> _What needs to be done_: Find all lines in the listing that include the word "text", then copy them.

Dataset entries:
—————

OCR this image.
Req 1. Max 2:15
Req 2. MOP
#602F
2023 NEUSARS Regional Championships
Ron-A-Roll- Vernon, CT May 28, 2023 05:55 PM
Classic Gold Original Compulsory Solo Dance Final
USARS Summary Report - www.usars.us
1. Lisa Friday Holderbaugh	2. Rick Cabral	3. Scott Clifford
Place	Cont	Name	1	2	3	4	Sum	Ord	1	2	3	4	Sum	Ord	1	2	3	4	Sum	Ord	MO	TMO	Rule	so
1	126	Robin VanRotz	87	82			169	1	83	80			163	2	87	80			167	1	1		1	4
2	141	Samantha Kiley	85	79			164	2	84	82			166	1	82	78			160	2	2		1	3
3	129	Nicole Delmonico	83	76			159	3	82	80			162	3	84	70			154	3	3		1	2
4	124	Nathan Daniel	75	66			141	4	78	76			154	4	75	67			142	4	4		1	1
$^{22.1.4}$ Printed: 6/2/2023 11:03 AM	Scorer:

—————

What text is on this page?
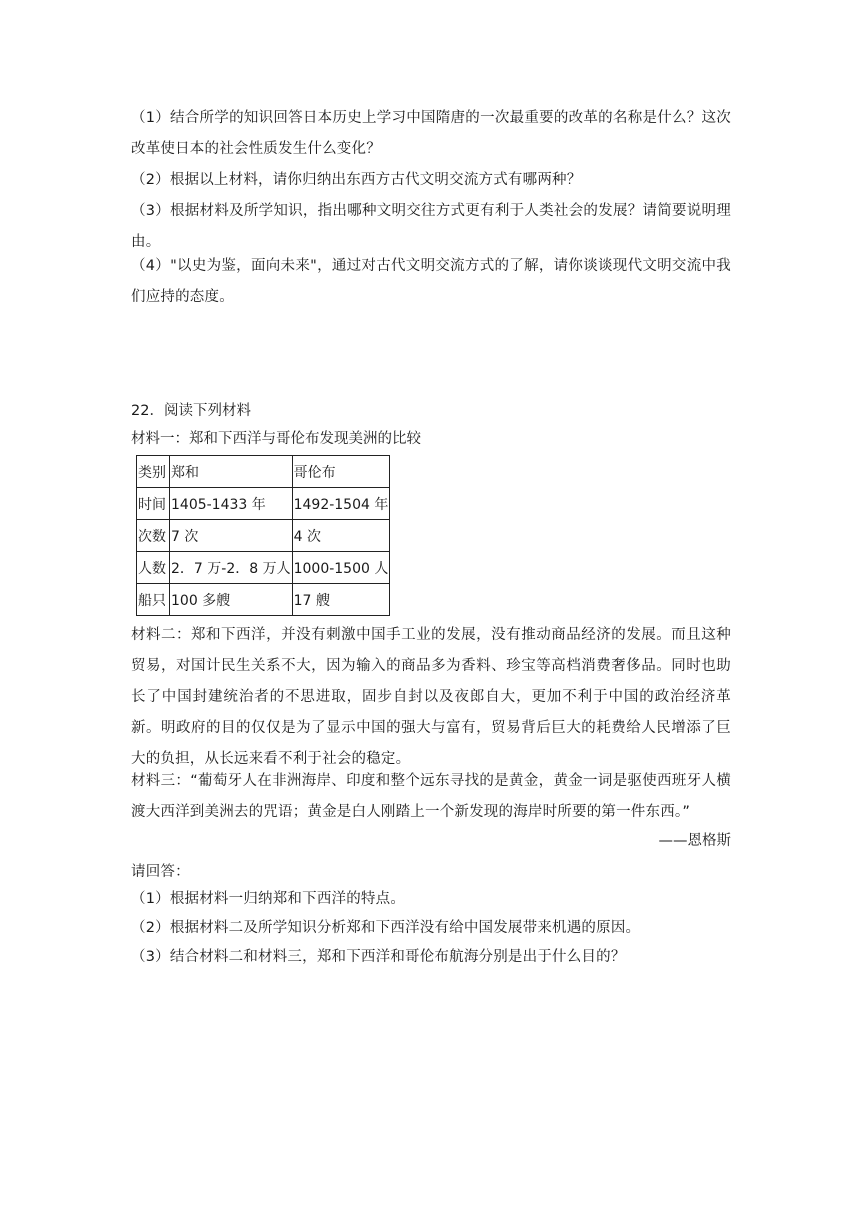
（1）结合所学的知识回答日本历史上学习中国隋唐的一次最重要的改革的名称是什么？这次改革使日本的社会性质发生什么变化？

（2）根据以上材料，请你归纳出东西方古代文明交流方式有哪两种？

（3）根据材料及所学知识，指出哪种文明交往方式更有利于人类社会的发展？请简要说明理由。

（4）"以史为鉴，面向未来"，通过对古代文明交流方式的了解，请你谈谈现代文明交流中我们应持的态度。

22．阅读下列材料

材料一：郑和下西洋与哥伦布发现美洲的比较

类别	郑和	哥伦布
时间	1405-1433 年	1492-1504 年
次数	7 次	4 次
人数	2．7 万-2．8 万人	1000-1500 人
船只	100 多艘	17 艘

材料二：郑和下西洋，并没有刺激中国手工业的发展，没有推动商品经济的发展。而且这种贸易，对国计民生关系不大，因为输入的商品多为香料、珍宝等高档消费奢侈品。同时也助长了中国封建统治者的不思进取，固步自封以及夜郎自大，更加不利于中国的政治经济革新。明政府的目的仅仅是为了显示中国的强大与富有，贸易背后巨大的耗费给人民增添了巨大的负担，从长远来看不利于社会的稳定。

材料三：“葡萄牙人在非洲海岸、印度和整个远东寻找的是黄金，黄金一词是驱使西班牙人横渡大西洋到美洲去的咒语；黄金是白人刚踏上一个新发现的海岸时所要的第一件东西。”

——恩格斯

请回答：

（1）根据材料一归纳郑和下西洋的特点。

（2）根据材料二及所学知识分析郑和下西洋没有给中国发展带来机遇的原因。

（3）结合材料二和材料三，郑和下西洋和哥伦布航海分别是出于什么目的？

—————

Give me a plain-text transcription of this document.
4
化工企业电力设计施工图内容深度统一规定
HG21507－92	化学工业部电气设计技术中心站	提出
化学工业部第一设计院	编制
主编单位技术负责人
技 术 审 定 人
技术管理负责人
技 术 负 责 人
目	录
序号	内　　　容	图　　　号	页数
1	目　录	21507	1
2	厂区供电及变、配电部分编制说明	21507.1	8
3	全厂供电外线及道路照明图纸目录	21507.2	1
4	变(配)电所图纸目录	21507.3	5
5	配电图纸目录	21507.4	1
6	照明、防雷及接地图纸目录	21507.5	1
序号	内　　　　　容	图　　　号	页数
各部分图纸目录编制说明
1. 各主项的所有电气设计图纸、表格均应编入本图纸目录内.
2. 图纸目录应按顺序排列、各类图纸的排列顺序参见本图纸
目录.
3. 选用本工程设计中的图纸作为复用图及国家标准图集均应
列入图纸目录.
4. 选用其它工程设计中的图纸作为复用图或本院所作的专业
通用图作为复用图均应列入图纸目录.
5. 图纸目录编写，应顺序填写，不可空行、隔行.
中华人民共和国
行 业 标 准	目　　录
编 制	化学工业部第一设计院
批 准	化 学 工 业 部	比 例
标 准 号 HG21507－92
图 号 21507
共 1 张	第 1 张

—————

> _Reply to the exercise_:
What text is on this page?
Give me a plain-text transcription of this document.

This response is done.